## Task inputs
━━━━━━━━━━━━━━━━━━━━

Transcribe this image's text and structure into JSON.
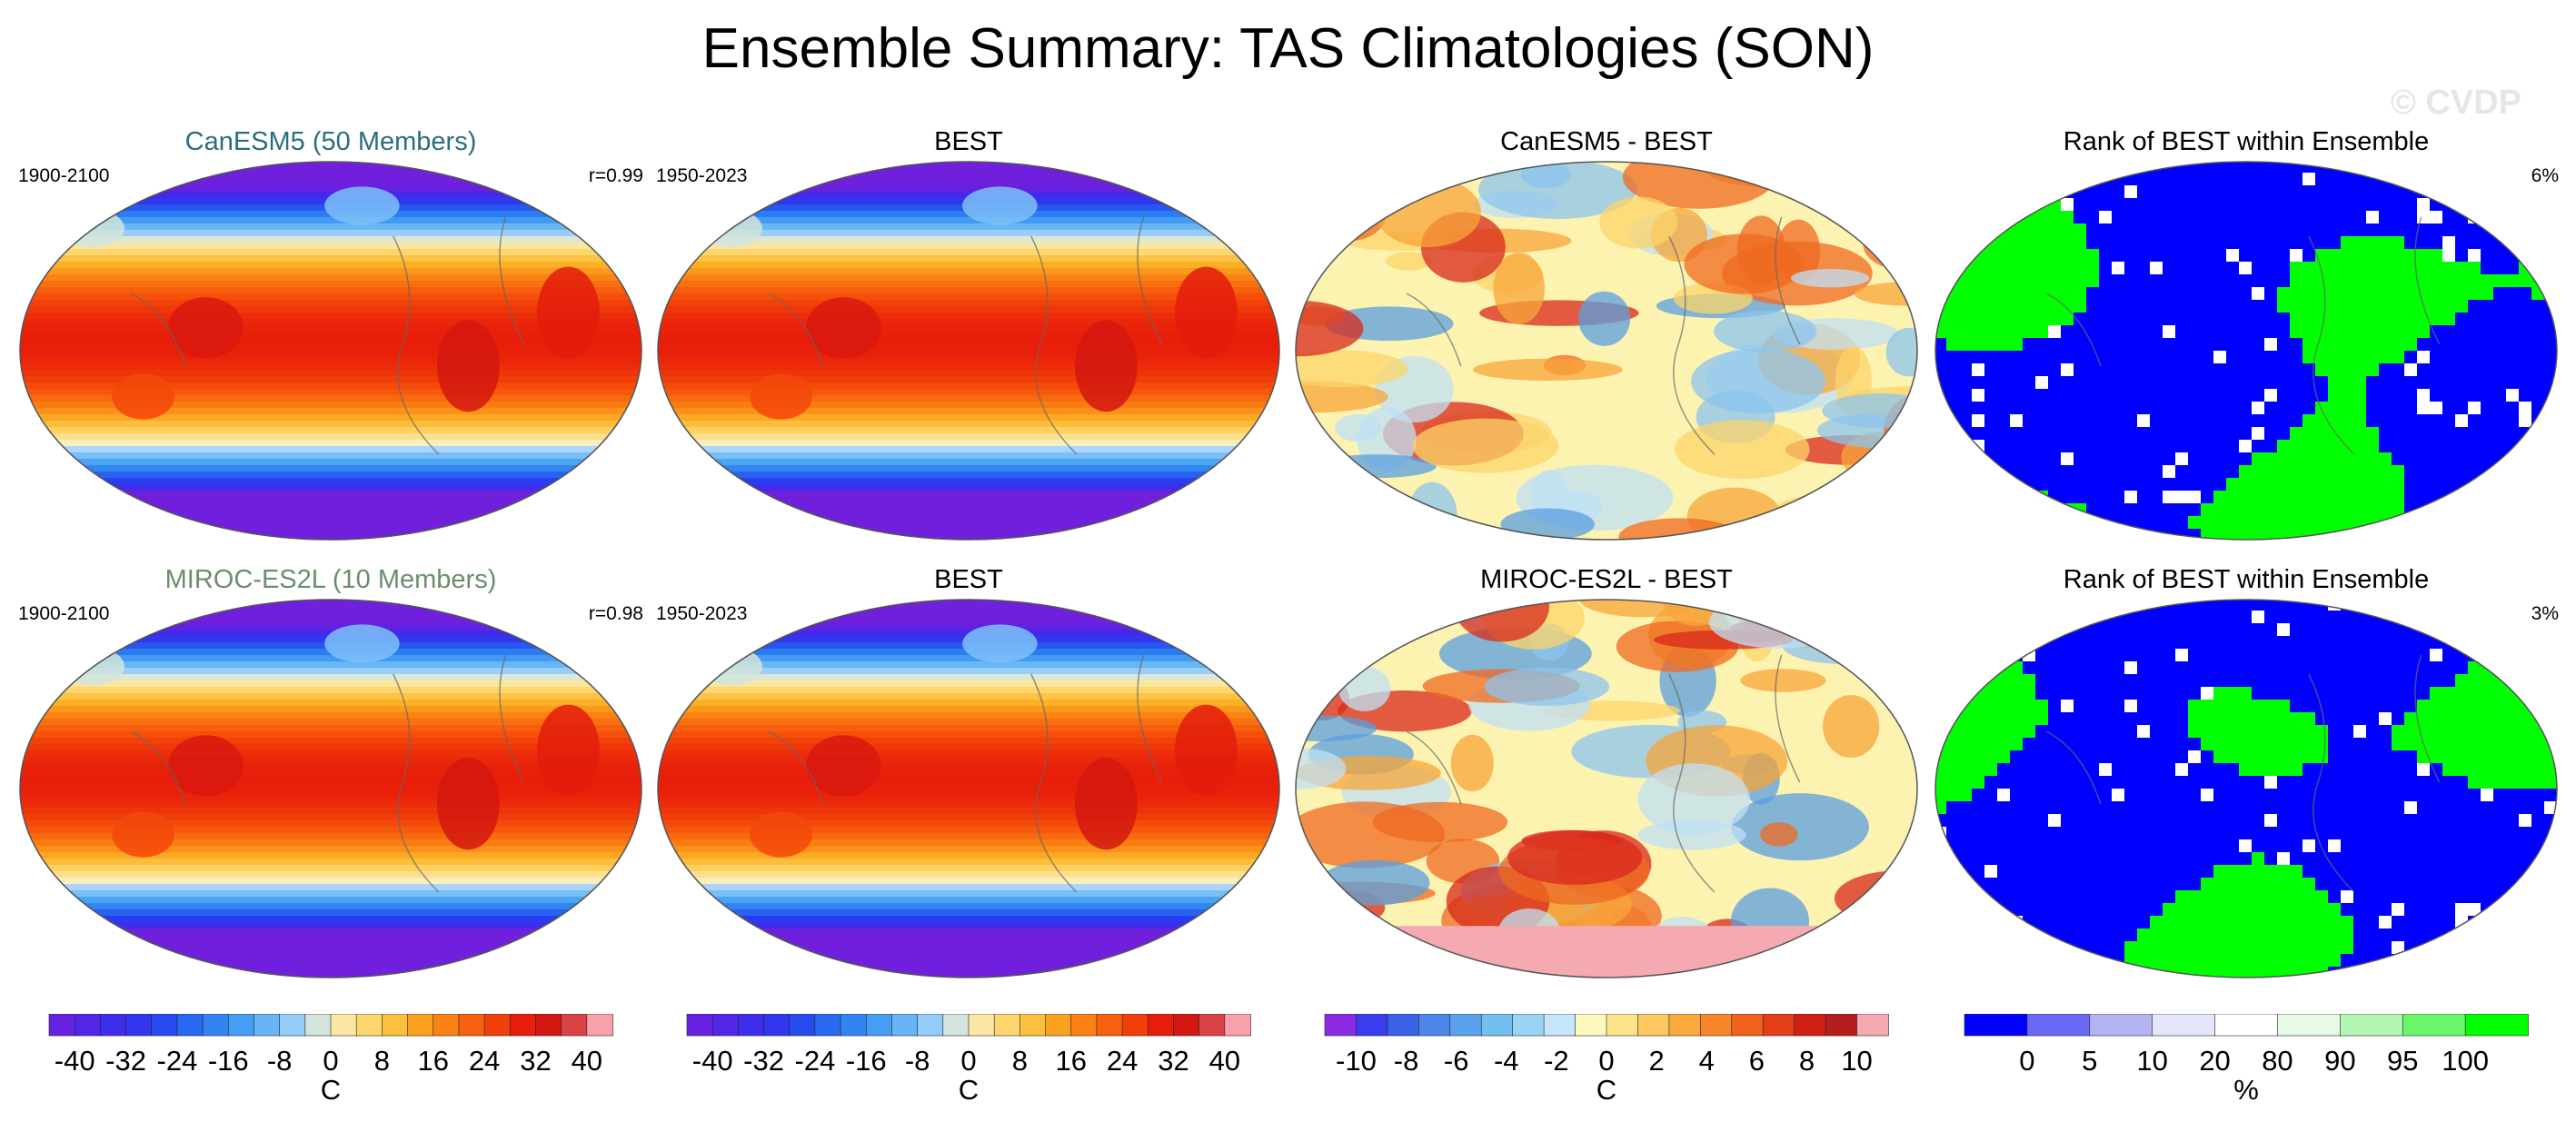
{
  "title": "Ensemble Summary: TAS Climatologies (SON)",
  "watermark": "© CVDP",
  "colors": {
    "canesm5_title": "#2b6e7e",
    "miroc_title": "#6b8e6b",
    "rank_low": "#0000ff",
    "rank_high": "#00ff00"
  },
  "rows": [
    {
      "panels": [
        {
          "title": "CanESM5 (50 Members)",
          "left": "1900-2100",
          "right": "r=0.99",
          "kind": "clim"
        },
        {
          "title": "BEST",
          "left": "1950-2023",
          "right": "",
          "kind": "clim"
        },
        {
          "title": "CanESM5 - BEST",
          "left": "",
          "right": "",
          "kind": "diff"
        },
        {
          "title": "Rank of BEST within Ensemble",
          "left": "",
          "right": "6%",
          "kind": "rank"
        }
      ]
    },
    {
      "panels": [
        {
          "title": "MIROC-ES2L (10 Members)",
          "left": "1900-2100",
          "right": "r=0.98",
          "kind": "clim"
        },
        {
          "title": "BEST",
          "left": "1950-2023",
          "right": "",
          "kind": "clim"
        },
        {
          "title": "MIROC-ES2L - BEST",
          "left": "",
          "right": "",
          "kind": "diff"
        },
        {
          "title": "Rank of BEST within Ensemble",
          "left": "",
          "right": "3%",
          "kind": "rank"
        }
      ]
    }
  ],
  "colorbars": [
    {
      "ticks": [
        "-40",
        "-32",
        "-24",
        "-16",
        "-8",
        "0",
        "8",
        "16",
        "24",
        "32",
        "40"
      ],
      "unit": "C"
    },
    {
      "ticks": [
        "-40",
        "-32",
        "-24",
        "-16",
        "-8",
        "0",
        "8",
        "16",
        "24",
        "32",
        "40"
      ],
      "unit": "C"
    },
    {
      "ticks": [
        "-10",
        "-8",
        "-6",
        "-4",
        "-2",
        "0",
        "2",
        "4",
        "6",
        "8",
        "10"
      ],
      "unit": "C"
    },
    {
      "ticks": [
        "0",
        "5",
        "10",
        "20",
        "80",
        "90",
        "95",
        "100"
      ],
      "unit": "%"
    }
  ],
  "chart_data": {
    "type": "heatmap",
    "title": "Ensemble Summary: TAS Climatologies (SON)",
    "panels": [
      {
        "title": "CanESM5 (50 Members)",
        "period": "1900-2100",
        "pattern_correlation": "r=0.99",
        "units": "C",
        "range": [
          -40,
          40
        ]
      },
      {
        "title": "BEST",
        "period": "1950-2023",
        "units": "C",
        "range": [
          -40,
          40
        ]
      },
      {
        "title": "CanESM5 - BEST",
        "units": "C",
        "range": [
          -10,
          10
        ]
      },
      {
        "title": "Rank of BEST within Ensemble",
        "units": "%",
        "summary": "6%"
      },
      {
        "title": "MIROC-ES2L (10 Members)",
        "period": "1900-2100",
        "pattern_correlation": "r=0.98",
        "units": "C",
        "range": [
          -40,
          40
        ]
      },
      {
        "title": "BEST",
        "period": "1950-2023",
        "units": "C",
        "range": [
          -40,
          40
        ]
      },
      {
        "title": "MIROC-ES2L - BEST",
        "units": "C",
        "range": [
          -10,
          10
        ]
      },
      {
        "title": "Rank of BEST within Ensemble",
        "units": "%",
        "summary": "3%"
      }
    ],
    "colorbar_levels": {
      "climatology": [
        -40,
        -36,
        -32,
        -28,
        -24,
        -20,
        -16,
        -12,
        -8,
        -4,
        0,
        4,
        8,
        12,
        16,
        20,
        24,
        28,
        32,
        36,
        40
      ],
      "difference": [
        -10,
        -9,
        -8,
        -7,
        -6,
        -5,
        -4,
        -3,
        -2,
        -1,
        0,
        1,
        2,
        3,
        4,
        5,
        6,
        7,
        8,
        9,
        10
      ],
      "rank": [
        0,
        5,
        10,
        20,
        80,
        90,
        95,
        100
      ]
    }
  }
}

━━━━━━━━━━━━━━━━━━━━

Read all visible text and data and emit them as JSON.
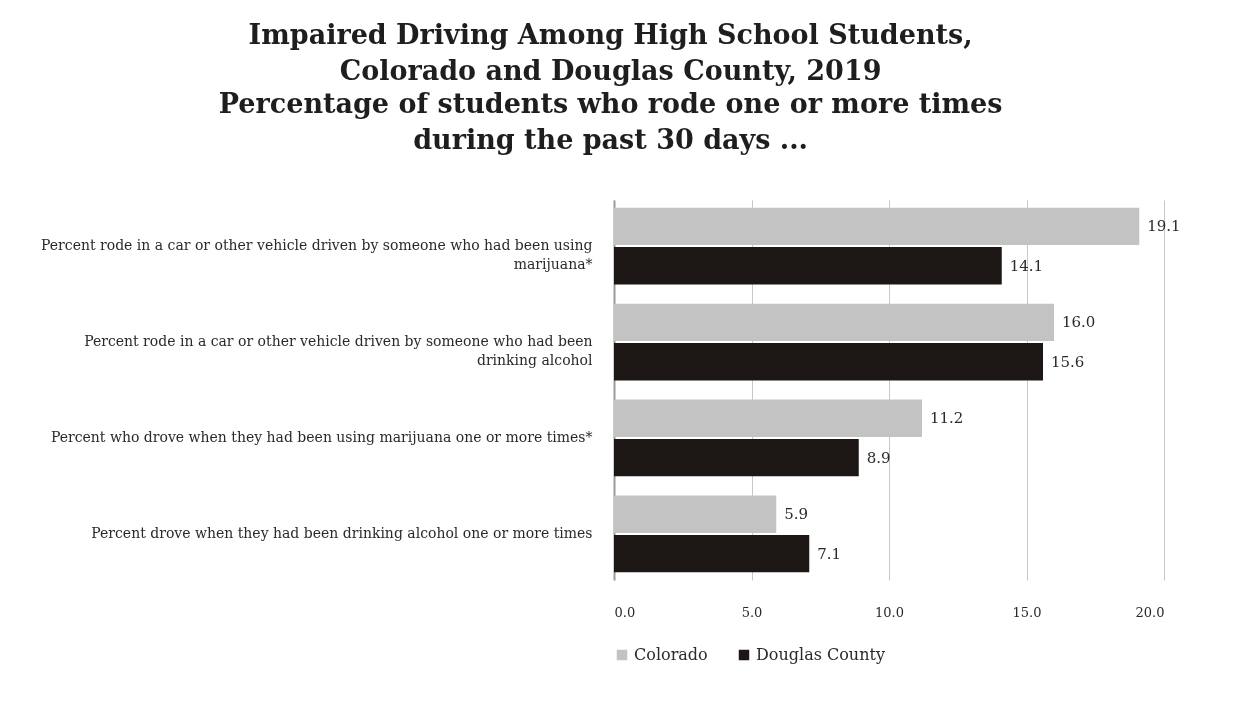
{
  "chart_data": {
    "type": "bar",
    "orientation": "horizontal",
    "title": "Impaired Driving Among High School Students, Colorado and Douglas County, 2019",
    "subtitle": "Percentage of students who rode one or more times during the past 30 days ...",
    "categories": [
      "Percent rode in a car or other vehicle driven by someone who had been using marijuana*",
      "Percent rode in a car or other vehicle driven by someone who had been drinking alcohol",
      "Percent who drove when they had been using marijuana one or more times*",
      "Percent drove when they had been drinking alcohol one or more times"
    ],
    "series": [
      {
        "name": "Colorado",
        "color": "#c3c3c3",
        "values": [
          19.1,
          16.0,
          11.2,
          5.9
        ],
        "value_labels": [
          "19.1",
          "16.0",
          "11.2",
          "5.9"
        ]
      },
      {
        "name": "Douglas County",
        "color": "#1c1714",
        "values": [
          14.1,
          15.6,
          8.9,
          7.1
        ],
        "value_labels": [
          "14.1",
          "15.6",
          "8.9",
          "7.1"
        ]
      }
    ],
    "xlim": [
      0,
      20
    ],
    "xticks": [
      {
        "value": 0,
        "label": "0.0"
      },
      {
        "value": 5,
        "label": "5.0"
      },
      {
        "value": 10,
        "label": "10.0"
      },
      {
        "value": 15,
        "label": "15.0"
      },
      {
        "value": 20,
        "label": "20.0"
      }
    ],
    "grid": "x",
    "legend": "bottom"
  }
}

━━━━━━━━━━━━━━━━━━━━

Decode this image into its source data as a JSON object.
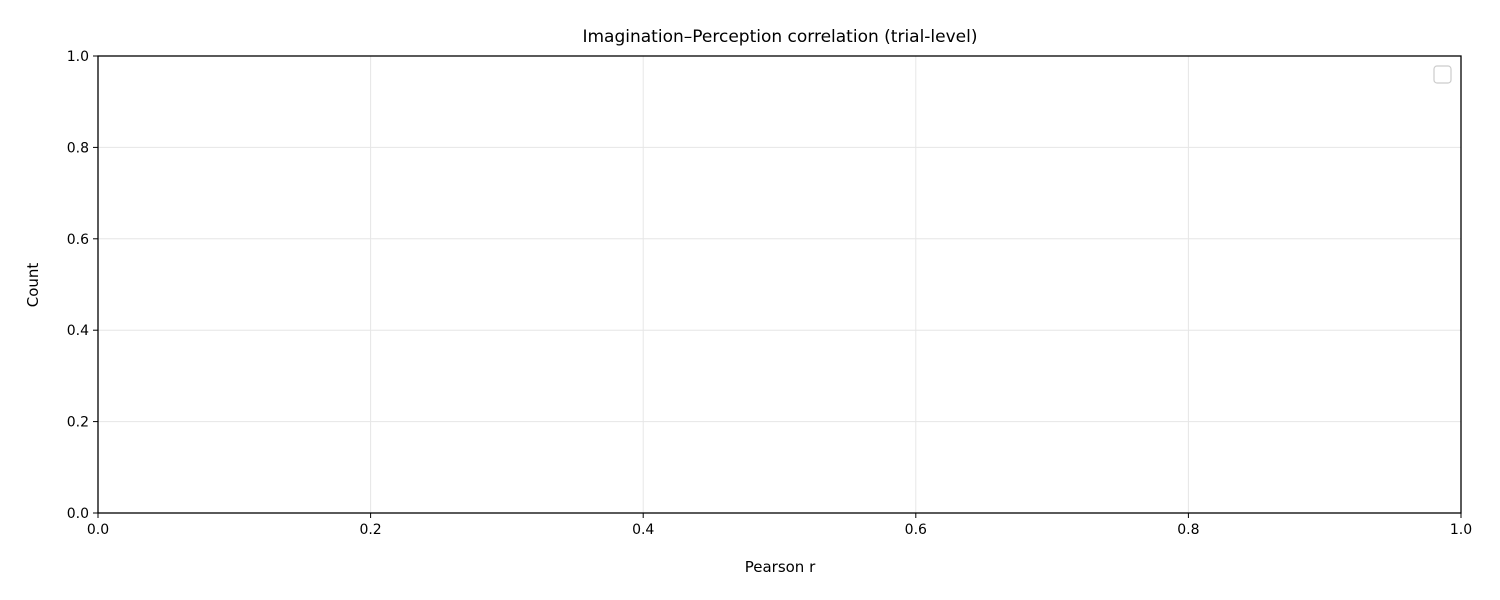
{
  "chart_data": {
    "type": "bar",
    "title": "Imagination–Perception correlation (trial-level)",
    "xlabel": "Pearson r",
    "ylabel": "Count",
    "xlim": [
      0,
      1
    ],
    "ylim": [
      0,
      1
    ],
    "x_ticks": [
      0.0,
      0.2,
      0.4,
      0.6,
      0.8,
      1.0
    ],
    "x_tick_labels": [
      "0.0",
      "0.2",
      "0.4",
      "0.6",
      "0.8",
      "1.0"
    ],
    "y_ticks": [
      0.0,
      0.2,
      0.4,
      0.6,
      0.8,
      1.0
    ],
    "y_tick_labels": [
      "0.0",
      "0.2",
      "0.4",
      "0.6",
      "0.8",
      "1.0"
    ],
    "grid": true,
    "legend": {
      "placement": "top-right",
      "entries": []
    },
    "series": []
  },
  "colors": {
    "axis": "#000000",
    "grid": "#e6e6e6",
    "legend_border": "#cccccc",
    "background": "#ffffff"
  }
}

━━━━━━━━━━━━━━━━━━━━

## Exercise task
Copy the lines from the entries above in which the word "Douglas" appears.

## The reply
    "title": "Impaired Driving Among High School Students, Colorado and Douglas County, 2019",
        "name": "Douglas County",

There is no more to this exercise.